What is the count of lines that hold the word "with"? Give only the number.
* Start LISTED ENTRIES *
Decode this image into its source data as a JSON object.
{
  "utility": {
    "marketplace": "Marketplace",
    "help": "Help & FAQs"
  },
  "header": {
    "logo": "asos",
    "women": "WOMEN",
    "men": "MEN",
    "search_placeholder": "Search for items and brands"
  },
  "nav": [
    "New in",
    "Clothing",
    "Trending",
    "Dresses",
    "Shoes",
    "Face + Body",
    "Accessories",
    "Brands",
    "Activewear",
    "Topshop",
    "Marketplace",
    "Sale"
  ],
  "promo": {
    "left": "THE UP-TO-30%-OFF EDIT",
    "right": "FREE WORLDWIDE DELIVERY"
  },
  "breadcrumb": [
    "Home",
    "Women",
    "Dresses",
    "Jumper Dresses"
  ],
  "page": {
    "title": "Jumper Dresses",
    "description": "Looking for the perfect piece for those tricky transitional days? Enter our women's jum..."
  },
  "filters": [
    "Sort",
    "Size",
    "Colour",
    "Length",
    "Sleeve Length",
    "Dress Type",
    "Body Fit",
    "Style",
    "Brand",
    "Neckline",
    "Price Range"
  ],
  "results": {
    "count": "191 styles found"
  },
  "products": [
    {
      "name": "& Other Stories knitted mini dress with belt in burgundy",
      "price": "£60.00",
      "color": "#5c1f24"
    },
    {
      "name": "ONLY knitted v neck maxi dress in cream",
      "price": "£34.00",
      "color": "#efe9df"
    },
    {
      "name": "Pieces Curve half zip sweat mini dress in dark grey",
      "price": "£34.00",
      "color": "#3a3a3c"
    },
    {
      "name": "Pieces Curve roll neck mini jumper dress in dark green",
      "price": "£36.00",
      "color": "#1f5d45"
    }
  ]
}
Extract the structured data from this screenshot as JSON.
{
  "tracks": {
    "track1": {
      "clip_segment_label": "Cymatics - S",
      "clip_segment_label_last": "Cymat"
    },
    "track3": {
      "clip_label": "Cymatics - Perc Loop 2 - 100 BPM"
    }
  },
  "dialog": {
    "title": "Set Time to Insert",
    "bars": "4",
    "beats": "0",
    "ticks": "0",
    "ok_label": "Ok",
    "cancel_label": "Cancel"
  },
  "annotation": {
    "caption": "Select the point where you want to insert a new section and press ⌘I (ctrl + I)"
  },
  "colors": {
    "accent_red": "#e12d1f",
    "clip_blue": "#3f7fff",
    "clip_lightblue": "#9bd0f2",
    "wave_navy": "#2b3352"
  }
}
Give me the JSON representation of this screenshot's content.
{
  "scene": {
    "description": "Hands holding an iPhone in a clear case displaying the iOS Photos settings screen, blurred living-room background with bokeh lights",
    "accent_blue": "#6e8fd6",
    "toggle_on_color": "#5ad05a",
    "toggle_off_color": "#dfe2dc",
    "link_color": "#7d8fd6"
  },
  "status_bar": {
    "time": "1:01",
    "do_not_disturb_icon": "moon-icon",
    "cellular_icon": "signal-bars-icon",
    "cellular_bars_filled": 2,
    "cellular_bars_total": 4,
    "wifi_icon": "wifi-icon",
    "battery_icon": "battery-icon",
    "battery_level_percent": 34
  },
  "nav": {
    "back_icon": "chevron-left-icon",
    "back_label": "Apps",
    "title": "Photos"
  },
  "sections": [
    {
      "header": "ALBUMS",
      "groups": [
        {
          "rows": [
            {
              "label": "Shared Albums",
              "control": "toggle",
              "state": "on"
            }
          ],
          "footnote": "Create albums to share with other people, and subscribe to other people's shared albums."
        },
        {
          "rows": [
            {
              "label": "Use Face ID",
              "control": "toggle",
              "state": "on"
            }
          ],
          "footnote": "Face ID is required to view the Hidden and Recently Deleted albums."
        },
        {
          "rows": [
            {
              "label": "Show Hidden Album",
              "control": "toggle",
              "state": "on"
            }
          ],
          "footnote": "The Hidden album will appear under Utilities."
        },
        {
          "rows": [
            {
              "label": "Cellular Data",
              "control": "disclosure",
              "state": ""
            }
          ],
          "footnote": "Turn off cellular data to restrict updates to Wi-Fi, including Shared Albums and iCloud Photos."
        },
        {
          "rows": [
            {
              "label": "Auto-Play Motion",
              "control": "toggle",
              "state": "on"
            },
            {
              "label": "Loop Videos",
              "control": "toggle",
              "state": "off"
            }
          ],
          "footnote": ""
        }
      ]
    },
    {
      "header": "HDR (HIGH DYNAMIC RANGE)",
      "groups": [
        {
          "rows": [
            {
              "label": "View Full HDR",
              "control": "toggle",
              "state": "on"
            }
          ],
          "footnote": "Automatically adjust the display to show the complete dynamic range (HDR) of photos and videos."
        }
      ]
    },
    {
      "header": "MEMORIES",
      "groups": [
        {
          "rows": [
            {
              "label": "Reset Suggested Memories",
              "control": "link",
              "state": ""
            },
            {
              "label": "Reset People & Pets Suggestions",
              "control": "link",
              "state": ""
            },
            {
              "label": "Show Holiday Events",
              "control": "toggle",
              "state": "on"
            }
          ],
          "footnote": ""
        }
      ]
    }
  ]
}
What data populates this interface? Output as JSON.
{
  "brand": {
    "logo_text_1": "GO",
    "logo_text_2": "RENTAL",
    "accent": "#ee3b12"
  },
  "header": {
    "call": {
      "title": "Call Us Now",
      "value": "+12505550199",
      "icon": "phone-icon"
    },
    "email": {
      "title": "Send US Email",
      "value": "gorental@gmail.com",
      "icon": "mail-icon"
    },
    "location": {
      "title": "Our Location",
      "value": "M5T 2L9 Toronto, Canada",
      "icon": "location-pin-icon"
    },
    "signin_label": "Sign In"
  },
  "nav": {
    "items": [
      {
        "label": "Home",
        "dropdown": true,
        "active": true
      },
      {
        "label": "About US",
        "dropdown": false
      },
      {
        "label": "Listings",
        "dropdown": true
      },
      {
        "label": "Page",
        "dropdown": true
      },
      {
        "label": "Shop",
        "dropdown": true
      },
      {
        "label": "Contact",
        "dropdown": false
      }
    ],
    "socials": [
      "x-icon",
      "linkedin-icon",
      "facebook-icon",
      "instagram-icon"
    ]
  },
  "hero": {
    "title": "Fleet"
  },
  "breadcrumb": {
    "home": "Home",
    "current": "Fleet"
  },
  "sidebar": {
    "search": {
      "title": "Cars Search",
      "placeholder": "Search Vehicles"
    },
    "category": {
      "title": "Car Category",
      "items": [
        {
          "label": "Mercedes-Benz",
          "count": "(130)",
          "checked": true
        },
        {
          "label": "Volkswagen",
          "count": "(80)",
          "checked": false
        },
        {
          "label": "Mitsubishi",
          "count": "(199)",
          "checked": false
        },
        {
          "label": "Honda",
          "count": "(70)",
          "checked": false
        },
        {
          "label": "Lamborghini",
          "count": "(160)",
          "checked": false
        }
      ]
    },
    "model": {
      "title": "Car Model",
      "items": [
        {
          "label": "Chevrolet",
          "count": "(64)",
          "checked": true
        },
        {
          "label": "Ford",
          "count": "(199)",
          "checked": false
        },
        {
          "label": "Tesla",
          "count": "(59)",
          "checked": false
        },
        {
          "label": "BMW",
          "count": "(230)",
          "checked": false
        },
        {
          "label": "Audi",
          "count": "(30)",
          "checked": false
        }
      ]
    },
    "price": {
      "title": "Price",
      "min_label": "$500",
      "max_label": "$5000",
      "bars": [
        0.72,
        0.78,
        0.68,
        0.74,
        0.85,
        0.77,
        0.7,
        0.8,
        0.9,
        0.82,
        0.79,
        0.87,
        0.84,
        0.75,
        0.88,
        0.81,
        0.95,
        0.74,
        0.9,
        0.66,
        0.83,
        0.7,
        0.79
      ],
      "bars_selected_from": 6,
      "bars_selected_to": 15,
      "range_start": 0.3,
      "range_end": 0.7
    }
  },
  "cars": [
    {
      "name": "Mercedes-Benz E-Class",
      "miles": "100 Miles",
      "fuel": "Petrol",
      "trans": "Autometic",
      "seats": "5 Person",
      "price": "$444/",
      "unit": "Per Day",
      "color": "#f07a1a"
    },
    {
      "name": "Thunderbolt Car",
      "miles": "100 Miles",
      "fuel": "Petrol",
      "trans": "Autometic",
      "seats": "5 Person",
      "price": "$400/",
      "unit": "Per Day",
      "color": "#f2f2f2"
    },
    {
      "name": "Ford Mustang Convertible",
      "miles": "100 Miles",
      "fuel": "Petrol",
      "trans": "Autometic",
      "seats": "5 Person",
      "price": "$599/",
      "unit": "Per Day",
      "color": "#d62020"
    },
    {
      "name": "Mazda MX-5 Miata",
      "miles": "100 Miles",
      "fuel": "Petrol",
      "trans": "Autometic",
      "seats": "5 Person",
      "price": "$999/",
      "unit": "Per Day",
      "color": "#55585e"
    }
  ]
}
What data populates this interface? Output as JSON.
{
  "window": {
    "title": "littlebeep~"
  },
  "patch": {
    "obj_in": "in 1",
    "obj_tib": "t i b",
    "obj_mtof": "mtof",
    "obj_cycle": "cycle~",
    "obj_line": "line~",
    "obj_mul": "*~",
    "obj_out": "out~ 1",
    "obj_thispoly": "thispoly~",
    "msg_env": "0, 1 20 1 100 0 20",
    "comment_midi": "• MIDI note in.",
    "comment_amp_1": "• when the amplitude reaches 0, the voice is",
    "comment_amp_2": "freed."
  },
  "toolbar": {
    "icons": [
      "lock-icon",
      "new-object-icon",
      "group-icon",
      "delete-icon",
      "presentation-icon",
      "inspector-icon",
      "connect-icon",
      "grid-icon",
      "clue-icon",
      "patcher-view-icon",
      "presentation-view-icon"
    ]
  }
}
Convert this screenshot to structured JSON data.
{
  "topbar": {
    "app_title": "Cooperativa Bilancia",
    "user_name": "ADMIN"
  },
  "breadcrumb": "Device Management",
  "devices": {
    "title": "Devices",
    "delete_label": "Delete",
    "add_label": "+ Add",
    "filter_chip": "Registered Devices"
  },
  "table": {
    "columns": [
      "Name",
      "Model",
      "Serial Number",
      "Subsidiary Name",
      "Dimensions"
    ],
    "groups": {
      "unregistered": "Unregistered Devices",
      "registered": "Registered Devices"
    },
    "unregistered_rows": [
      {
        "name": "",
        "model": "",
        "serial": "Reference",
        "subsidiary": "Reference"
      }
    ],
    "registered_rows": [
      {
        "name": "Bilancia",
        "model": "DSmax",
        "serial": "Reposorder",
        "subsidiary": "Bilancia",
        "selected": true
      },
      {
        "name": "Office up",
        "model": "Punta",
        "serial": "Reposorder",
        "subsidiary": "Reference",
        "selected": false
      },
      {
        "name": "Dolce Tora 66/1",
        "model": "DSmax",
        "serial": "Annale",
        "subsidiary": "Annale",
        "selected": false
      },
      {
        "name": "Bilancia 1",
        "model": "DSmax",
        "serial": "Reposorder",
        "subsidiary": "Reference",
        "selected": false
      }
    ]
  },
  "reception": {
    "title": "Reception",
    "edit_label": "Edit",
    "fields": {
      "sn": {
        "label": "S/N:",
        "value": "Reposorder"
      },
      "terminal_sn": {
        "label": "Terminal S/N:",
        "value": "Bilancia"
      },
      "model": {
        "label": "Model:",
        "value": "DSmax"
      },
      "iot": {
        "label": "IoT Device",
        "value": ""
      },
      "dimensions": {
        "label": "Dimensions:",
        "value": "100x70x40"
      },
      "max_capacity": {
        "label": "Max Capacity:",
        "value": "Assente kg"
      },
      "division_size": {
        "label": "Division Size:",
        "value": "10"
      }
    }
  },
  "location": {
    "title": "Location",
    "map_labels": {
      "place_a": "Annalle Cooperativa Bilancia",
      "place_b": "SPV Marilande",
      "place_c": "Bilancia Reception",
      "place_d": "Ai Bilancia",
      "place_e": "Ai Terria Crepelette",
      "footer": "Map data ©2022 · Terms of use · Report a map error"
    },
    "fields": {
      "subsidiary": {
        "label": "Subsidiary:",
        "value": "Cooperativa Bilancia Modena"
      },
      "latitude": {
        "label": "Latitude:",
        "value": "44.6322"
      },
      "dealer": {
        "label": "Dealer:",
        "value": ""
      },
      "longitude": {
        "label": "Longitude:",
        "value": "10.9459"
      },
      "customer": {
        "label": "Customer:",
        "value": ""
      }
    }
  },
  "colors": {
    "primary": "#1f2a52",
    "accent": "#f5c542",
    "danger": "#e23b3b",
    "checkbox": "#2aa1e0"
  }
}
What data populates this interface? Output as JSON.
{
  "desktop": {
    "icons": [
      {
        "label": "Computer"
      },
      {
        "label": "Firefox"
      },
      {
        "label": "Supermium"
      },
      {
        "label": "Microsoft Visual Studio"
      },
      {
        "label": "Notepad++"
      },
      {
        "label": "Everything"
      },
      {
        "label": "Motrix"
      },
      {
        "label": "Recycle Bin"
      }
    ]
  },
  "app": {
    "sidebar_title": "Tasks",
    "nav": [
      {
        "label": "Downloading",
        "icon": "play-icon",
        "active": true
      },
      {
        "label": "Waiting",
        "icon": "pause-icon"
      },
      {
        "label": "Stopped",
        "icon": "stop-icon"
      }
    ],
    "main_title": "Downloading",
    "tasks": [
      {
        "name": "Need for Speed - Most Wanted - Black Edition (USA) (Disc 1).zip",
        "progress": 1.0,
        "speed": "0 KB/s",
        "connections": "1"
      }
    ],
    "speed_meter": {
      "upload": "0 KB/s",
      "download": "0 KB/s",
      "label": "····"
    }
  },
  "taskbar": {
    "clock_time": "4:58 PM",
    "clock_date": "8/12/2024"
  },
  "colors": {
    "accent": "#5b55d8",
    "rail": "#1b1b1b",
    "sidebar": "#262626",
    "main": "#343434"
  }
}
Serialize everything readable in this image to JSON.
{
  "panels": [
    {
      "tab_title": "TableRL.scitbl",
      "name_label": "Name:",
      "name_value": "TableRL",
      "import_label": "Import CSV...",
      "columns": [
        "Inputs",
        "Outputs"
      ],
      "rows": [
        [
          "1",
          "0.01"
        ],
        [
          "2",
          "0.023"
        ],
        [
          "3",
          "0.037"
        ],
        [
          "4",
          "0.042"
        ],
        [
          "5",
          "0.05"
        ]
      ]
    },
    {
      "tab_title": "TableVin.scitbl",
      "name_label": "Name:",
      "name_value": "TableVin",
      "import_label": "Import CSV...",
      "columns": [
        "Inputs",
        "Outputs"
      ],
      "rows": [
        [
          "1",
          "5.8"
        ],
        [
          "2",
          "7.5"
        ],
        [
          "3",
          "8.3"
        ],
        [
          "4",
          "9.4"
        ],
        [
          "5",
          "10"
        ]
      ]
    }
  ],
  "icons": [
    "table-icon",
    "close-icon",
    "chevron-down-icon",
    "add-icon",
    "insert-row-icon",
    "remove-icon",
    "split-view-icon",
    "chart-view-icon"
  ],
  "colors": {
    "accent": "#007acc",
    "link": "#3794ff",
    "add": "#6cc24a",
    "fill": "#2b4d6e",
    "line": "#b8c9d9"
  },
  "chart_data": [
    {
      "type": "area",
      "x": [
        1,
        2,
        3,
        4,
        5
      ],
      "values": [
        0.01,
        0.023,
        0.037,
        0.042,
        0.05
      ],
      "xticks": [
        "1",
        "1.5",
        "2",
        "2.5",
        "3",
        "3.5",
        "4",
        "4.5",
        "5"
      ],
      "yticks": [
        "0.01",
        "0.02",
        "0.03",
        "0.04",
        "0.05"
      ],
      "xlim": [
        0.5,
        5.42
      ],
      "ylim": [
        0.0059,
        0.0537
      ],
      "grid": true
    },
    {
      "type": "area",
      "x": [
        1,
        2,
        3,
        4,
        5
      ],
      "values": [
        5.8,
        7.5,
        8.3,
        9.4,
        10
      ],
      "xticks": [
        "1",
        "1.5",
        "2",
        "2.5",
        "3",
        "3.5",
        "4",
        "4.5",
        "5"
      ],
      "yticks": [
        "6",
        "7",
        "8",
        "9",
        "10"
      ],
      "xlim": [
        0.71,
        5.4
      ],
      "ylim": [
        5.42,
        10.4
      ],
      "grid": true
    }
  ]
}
* End LISTED ENTRIES *
● **WRITTEN RESPONSE**
3